Short problem – Gather all lines containing the string "JSON" and copy them out.
*** Records for processing ***
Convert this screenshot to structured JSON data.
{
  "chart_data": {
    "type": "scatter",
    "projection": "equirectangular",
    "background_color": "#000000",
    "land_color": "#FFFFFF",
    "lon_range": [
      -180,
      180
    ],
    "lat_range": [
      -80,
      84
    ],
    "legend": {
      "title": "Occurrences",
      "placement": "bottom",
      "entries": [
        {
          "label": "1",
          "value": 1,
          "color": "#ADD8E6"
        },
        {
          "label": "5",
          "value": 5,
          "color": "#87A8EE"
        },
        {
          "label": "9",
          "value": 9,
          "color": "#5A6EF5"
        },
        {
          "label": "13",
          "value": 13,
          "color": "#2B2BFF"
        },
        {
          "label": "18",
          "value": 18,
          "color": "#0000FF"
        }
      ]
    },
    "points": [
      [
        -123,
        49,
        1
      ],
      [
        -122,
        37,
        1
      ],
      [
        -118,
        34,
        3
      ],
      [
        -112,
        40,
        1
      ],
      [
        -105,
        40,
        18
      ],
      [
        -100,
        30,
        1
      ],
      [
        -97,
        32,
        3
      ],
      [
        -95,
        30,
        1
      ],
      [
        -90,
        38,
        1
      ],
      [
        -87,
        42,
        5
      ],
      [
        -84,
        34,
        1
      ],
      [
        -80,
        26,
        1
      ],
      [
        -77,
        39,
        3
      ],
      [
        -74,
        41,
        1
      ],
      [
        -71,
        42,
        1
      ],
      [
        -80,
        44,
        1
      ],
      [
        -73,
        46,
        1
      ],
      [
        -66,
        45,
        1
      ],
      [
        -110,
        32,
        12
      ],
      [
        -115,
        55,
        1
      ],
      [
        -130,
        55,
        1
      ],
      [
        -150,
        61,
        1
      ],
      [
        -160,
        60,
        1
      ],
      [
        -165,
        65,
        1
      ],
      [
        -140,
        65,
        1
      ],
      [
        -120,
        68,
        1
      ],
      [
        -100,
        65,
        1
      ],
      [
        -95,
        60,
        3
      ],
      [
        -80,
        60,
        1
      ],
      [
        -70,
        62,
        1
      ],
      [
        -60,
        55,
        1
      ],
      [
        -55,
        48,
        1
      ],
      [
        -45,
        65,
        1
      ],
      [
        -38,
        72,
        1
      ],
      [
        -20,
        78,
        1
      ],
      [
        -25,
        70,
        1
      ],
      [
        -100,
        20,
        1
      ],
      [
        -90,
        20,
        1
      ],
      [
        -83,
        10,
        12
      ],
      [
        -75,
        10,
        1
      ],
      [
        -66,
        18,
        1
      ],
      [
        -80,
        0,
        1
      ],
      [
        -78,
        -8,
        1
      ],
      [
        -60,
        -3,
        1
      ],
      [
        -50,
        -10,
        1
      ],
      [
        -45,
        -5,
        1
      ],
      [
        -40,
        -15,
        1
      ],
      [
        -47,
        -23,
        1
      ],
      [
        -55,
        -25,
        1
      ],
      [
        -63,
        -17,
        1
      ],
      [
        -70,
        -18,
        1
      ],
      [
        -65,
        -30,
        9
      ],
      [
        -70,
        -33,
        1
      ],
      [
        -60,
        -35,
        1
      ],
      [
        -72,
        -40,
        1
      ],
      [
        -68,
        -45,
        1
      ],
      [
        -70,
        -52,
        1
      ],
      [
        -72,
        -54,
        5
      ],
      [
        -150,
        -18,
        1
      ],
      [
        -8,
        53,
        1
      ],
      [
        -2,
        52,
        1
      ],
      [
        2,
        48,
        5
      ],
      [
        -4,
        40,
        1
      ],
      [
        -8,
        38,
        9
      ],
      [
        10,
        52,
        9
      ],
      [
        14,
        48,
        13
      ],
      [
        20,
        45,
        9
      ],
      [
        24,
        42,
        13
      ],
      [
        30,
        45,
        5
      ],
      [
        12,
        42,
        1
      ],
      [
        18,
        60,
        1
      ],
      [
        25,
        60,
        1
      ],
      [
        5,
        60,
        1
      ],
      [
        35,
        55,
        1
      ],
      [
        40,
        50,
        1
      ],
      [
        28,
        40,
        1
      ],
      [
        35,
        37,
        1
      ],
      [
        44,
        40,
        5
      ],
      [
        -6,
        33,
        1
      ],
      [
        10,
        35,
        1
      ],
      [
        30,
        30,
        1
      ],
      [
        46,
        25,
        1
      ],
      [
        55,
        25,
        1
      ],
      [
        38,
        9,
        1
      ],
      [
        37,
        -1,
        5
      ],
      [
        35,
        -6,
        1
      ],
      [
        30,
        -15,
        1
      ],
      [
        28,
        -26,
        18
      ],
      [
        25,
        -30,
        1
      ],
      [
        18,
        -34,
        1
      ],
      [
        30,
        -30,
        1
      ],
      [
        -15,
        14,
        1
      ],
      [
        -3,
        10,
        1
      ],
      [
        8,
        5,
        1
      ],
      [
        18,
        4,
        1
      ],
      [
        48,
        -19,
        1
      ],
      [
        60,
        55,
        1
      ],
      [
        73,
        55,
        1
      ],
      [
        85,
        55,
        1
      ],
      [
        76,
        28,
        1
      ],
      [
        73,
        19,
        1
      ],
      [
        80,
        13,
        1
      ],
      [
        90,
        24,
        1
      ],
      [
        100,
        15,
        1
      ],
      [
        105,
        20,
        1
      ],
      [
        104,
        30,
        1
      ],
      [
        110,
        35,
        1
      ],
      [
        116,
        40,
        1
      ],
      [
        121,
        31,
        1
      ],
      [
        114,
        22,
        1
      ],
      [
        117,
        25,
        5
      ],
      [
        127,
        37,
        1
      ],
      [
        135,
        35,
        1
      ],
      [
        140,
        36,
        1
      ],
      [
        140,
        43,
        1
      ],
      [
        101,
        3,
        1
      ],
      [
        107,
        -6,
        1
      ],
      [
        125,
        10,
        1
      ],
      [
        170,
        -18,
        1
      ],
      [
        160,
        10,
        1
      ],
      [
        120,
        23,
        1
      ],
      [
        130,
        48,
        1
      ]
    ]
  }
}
***
*** Records for processing ***
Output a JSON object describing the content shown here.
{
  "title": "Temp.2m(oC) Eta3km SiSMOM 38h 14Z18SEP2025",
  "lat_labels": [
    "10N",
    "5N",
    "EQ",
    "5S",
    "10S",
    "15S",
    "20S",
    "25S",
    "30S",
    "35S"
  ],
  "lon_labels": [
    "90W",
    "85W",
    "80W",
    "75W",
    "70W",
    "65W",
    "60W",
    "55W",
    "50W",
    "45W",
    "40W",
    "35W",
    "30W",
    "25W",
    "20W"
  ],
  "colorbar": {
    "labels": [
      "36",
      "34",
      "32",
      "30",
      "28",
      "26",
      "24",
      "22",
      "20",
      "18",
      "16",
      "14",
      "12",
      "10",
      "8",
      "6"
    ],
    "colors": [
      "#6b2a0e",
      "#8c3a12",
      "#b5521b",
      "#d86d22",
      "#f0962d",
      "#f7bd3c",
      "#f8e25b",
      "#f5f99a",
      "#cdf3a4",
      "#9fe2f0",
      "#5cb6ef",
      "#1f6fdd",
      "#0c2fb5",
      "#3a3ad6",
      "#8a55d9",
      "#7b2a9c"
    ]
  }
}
***
Solved exercise –
Convert this screenshot to structured JSON data.
Output a JSON object describing the content shown here.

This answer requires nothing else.